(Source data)
· · · ·
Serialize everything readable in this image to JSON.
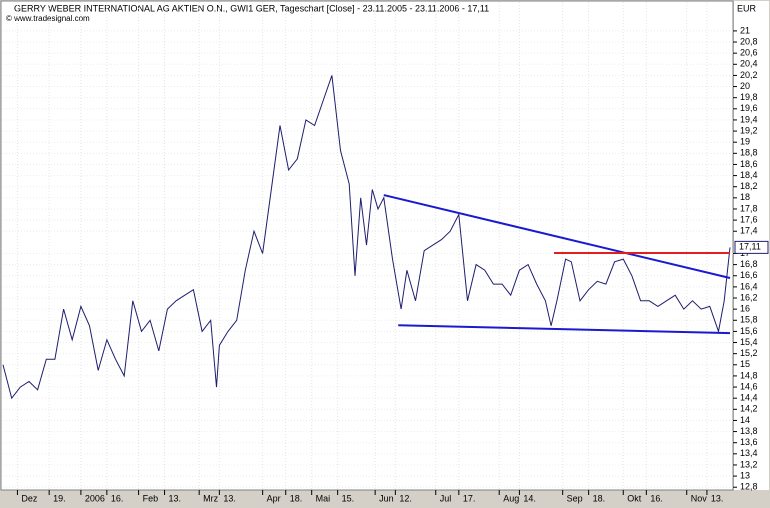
{
  "chart_data": {
    "type": "line",
    "title": "GERRY WEBER INTERNATIONAL AG AKTIEN O.N., GWI1 GER, Tageschart [Close] - 23.11.2005 - 23.11.2006 - 17,11",
    "source": "© www.tradesignal.com",
    "y_unit": "EUR",
    "last_value": 17.11,
    "last_value_label": "17,11",
    "xlim": [
      0,
      252
    ],
    "xticks": [
      {
        "value": 5,
        "label": "Dez"
      },
      {
        "value": 16,
        "label": "19."
      },
      {
        "value": 27,
        "label": "2006"
      },
      {
        "value": 36,
        "label": "16."
      },
      {
        "value": 47,
        "label": "Feb"
      },
      {
        "value": 56,
        "label": "13."
      },
      {
        "value": 68,
        "label": "Mrz"
      },
      {
        "value": 75,
        "label": "13."
      },
      {
        "value": 90,
        "label": "Apr"
      },
      {
        "value": 98,
        "label": "18."
      },
      {
        "value": 107,
        "label": "Mai"
      },
      {
        "value": 116,
        "label": "15."
      },
      {
        "value": 129,
        "label": "Jun"
      },
      {
        "value": 136,
        "label": "12."
      },
      {
        "value": 150,
        "label": "Jul"
      },
      {
        "value": 158,
        "label": "17."
      },
      {
        "value": 172,
        "label": "Aug"
      },
      {
        "value": 179,
        "label": "14."
      },
      {
        "value": 194,
        "label": "Sep"
      },
      {
        "value": 203,
        "label": "18."
      },
      {
        "value": 215,
        "label": "Okt"
      },
      {
        "value": 223,
        "label": "16."
      },
      {
        "value": 237,
        "label": "Nov"
      },
      {
        "value": 244,
        "label": "13."
      }
    ],
    "ylim": [
      12.75,
      21.16
    ],
    "yticks": [
      {
        "value": 12.8,
        "label": "12,8"
      },
      13,
      {
        "value": 13.2,
        "label": "13,2"
      },
      {
        "value": 13.4,
        "label": "13,4"
      },
      {
        "value": 13.6,
        "label": "13,6"
      },
      {
        "value": 13.8,
        "label": "13,8"
      },
      14,
      {
        "value": 14.2,
        "label": "14,2"
      },
      {
        "value": 14.4,
        "label": "14,4"
      },
      {
        "value": 14.6,
        "label": "14,6"
      },
      {
        "value": 14.8,
        "label": "14,8"
      },
      15,
      {
        "value": 15.2,
        "label": "15,2"
      },
      {
        "value": 15.4,
        "label": "15,4"
      },
      {
        "value": 15.6,
        "label": "15,6"
      },
      {
        "value": 15.8,
        "label": "15,8"
      },
      16,
      {
        "value": 16.2,
        "label": "16,2"
      },
      {
        "value": 16.4,
        "label": "16,4"
      },
      {
        "value": 16.6,
        "label": "16,6"
      },
      {
        "value": 16.8,
        "label": "16,8"
      },
      17,
      {
        "value": 17.4,
        "label": "17,4"
      },
      {
        "value": 17.6,
        "label": "17,6"
      },
      {
        "value": 17.8,
        "label": "17,8"
      },
      18,
      {
        "value": 18.2,
        "label": "18,2"
      },
      {
        "value": 18.4,
        "label": "18,4"
      },
      {
        "value": 18.6,
        "label": "18,6"
      },
      {
        "value": 18.8,
        "label": "18,8"
      },
      19,
      {
        "value": 19.2,
        "label": "19,2"
      },
      {
        "value": 19.4,
        "label": "19,4"
      },
      {
        "value": 19.6,
        "label": "19,6"
      },
      {
        "value": 19.8,
        "label": "19,8"
      },
      20,
      {
        "value": 20.2,
        "label": "20,2"
      },
      {
        "value": 20.4,
        "label": "20,4"
      },
      {
        "value": 20.6,
        "label": "20,6"
      },
      {
        "value": 20.8,
        "label": "20,8"
      },
      21
    ],
    "series": [
      {
        "color": "#1e1e6e",
        "x": [
          0,
          3,
          6,
          9,
          12,
          15,
          18,
          21,
          24,
          27,
          30,
          33,
          36,
          39,
          42,
          45,
          48,
          51,
          54,
          57,
          60,
          63,
          66,
          69,
          72,
          74,
          75,
          78,
          81,
          84,
          87,
          90,
          93,
          96,
          99,
          102,
          105,
          108,
          111,
          114,
          117,
          120,
          122,
          124,
          126,
          128,
          130,
          132,
          135,
          138,
          140,
          143,
          146,
          149,
          152,
          155,
          158,
          161,
          164,
          167,
          170,
          173,
          176,
          179,
          182,
          185,
          188,
          190,
          192,
          195,
          197,
          200,
          203,
          206,
          209,
          212,
          215,
          218,
          221,
          224,
          227,
          230,
          233,
          236,
          239,
          242,
          245,
          248,
          250,
          252
        ],
        "values": [
          15.0,
          14.4,
          14.6,
          14.7,
          14.55,
          15.1,
          15.1,
          16.0,
          15.45,
          16.05,
          15.7,
          14.9,
          15.45,
          15.1,
          14.8,
          16.15,
          15.6,
          15.8,
          15.25,
          16.0,
          16.15,
          16.25,
          16.35,
          15.6,
          15.8,
          14.6,
          15.35,
          15.6,
          15.8,
          16.7,
          17.4,
          17.0,
          18.15,
          19.3,
          18.5,
          18.7,
          19.4,
          19.3,
          19.75,
          20.2,
          18.85,
          18.25,
          16.6,
          18.0,
          17.15,
          18.15,
          17.8,
          18.0,
          16.9,
          16.0,
          16.7,
          16.15,
          17.05,
          17.15,
          17.25,
          17.4,
          17.7,
          16.15,
          16.8,
          16.7,
          16.45,
          16.45,
          16.25,
          16.7,
          16.8,
          16.45,
          16.15,
          15.7,
          16.15,
          16.9,
          16.85,
          16.15,
          16.35,
          16.5,
          16.45,
          16.85,
          16.9,
          16.6,
          16.15,
          16.15,
          16.05,
          16.15,
          16.25,
          16.0,
          16.15,
          16.0,
          16.05,
          15.6,
          16.15,
          17.11
        ]
      }
    ],
    "trend_lines": [
      {
        "color": "#1a1ad0",
        "x": [
          132,
          252
        ],
        "y": [
          18.05,
          16.56
        ]
      },
      {
        "color": "#1a1ad0",
        "x": [
          137,
          252
        ],
        "y": [
          15.71,
          15.57
        ]
      },
      {
        "color": "#e02020",
        "x": [
          191,
          252
        ],
        "y": [
          17.01,
          17.01
        ]
      }
    ]
  }
}
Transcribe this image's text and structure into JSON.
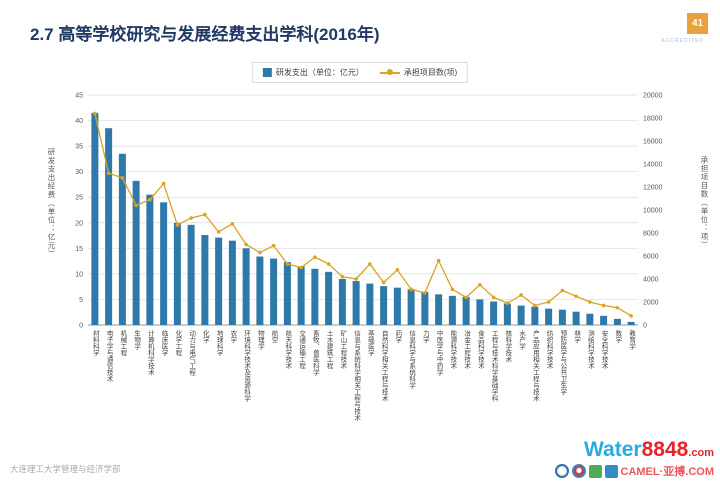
{
  "slide": {
    "title": "2.7  高等学校研究与发展经费支出学科(2016年)",
    "page_number": "41",
    "footer": "大连理工大学管理与经济学部"
  },
  "watermark": {
    "brand_blue": "Water",
    "brand_red": "8848",
    "brand_suffix": ".com",
    "sub_text": "CAMEL·亚搏.COM",
    "accredited": "ACCREDITED"
  },
  "chart_data": {
    "type": "bar",
    "combo": [
      "bar",
      "line"
    ],
    "title": "",
    "grid": true,
    "legend_position": "top",
    "categories": [
      "材料科学",
      "电子学与通信技术",
      "机械工程",
      "生物学",
      "计算机科学技术",
      "临床医学",
      "化学工程",
      "动力与电气工程",
      "化学",
      "地球科学",
      "农学",
      "环境科学技术及资源科学",
      "物理学",
      "航空",
      "航天科学技术",
      "交通运输工程",
      "畜牧、兽医科学",
      "土木建筑工程",
      "矿山工程技术",
      "信息与系统科学相关工程与技术",
      "基础医学",
      "自然科学相关工程与技术",
      "药学",
      "信息科学与系统科学",
      "力学",
      "中医学与中药学",
      "能源科学技术",
      "冶金工程技术",
      "食品科学技术",
      "工程与技术科学基础学科",
      "核科学技术",
      "水产学",
      "产品应用相关工程与技术",
      "纺织科学技术",
      "预防医学与公共卫生学",
      "林学",
      "测绘科学技术",
      "安全科学技术",
      "数学",
      "教育学"
    ],
    "series": [
      {
        "name": "研发支出（单位：亿元）",
        "type": "bar",
        "axis": "left",
        "color": "#2E79A9",
        "values": [
          41.5,
          38.5,
          33.5,
          28.2,
          25.5,
          24,
          20,
          19.6,
          17.6,
          17.1,
          16.5,
          15,
          13.4,
          13,
          12.3,
          11.5,
          11,
          10.4,
          9,
          8.6,
          8.1,
          7.6,
          7.3,
          7,
          6.5,
          6,
          5.7,
          5.5,
          5,
          4.6,
          4.2,
          3.8,
          3.6,
          3.2,
          3,
          2.6,
          2.2,
          1.8,
          1.2,
          0.6
        ]
      },
      {
        "name": "承担项目数(项)",
        "type": "line",
        "axis": "right",
        "color": "#D9A426",
        "values": [
          18400,
          13200,
          12800,
          10400,
          10900,
          12300,
          8700,
          9300,
          9600,
          8100,
          8800,
          7000,
          6300,
          6900,
          5300,
          5000,
          5900,
          5300,
          4200,
          4000,
          5300,
          3700,
          4800,
          3100,
          2800,
          5600,
          3100,
          2400,
          3500,
          2400,
          1900,
          2600,
          1700,
          2000,
          3000,
          2500,
          2000,
          1700,
          1500,
          800
        ]
      }
    ],
    "left_axis": {
      "title": "研发支出经费（单位：亿元）",
      "min": 0,
      "max": 45,
      "step": 5
    },
    "right_axis": {
      "title": "承担项目数（单位：项）",
      "min": 0,
      "max": 20000,
      "step": 2000
    }
  }
}
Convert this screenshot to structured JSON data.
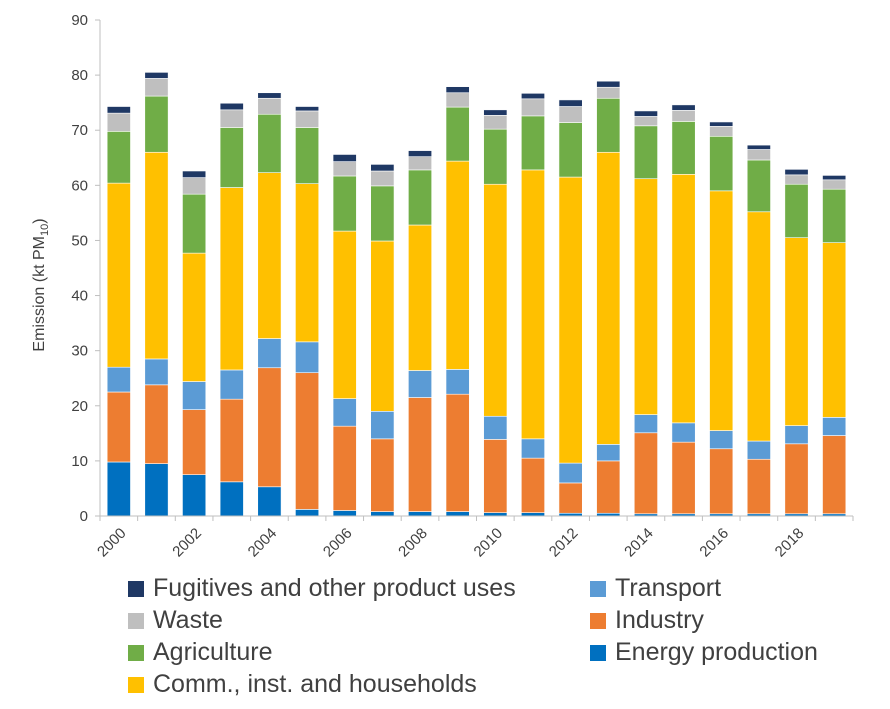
{
  "chart_data": {
    "type": "bar",
    "stacked": true,
    "ylabel": "Emission (kt PM",
    "ylabel_sub": "10",
    "ylabel_end": ")",
    "ylim": [
      0,
      90
    ],
    "yticks": [
      0,
      10,
      20,
      30,
      40,
      50,
      60,
      70,
      80,
      90
    ],
    "grid": false,
    "legend_position": "bottom",
    "categories": [
      "2000",
      "2001",
      "2002",
      "2003",
      "2004",
      "2005",
      "2006",
      "2007",
      "2008",
      "2009",
      "2010",
      "2011",
      "2012",
      "2013",
      "2014",
      "2015",
      "2016",
      "2017",
      "2018",
      "2019"
    ],
    "xtick_labels": [
      "2000",
      "2002",
      "2004",
      "2006",
      "2008",
      "2010",
      "2012",
      "2014",
      "2016",
      "2018"
    ],
    "series": [
      {
        "name": "Energy production",
        "color": "#0070c0",
        "values": [
          9.8,
          9.5,
          7.5,
          6.2,
          5.3,
          1.2,
          1.0,
          0.8,
          0.8,
          0.8,
          0.6,
          0.6,
          0.5,
          0.5,
          0.4,
          0.4,
          0.4,
          0.4,
          0.4,
          0.4
        ]
      },
      {
        "name": "Industry",
        "color": "#ed7d31",
        "values": [
          12.7,
          14.3,
          11.8,
          15.0,
          21.6,
          24.8,
          15.3,
          13.2,
          20.7,
          21.3,
          13.3,
          9.9,
          5.5,
          9.5,
          14.7,
          13.0,
          11.8,
          9.9,
          12.7,
          14.2
        ]
      },
      {
        "name": "Transport",
        "color": "#5b9bd5",
        "values": [
          4.5,
          4.7,
          5.1,
          5.3,
          5.3,
          5.6,
          5.0,
          5.0,
          4.9,
          4.5,
          4.2,
          3.5,
          3.6,
          3.0,
          3.3,
          3.5,
          3.3,
          3.3,
          3.3,
          3.3
        ]
      },
      {
        "name": "Comm., inst. and households",
        "color": "#ffc000",
        "values": [
          33.4,
          37.5,
          23.3,
          33.1,
          30.1,
          28.7,
          30.4,
          30.9,
          26.4,
          37.8,
          42.1,
          48.8,
          51.9,
          53.0,
          42.8,
          45.1,
          43.5,
          41.6,
          34.1,
          31.7
        ]
      },
      {
        "name": "Agriculture",
        "color": "#70ad47",
        "values": [
          9.4,
          10.2,
          10.7,
          10.9,
          10.6,
          10.2,
          10.0,
          10.0,
          10.0,
          9.8,
          10.0,
          9.8,
          9.9,
          9.8,
          9.6,
          9.6,
          9.9,
          9.4,
          9.7,
          9.7
        ]
      },
      {
        "name": "Waste",
        "color": "#bfbfbf",
        "values": [
          3.3,
          3.2,
          3.0,
          3.2,
          2.9,
          3.0,
          2.6,
          2.7,
          2.4,
          2.6,
          2.5,
          3.1,
          2.9,
          2.0,
          1.7,
          2.0,
          1.8,
          1.9,
          1.7,
          1.7
        ]
      },
      {
        "name": "Fugitives and other product uses",
        "color": "#1f3864",
        "values": [
          1.2,
          1.1,
          1.2,
          1.2,
          1.0,
          0.8,
          1.3,
          1.2,
          1.1,
          1.1,
          1.0,
          1.0,
          1.2,
          1.1,
          1.0,
          1.0,
          0.8,
          0.8,
          1.0,
          0.8
        ]
      }
    ],
    "legend_order": [
      "Fugitives and other product uses",
      "Transport",
      "Waste",
      "Industry",
      "Agriculture",
      "Energy production",
      "Comm., inst. and households"
    ]
  }
}
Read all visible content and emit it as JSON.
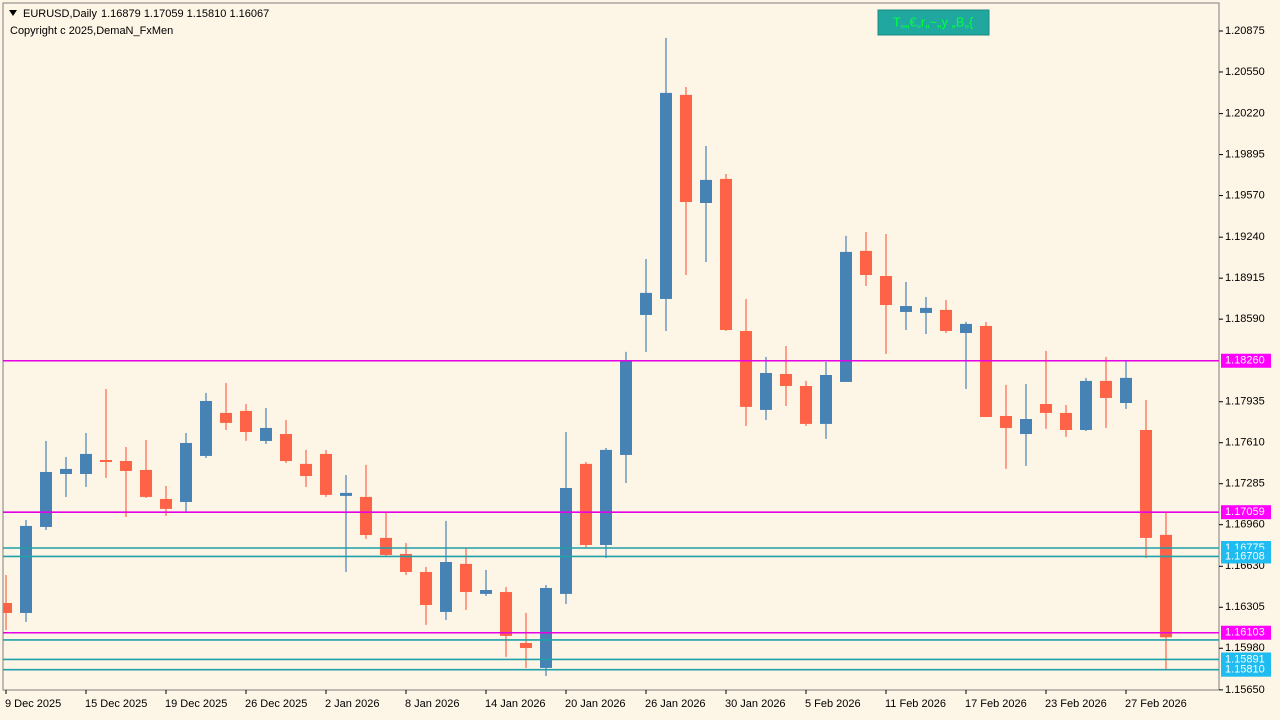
· · · ·
▶ **EXERCISE PROMPT**
Count the lines of the data that contain the string "other", and reply with that number alone.

▶ **WRITTEN SOLUTION**
2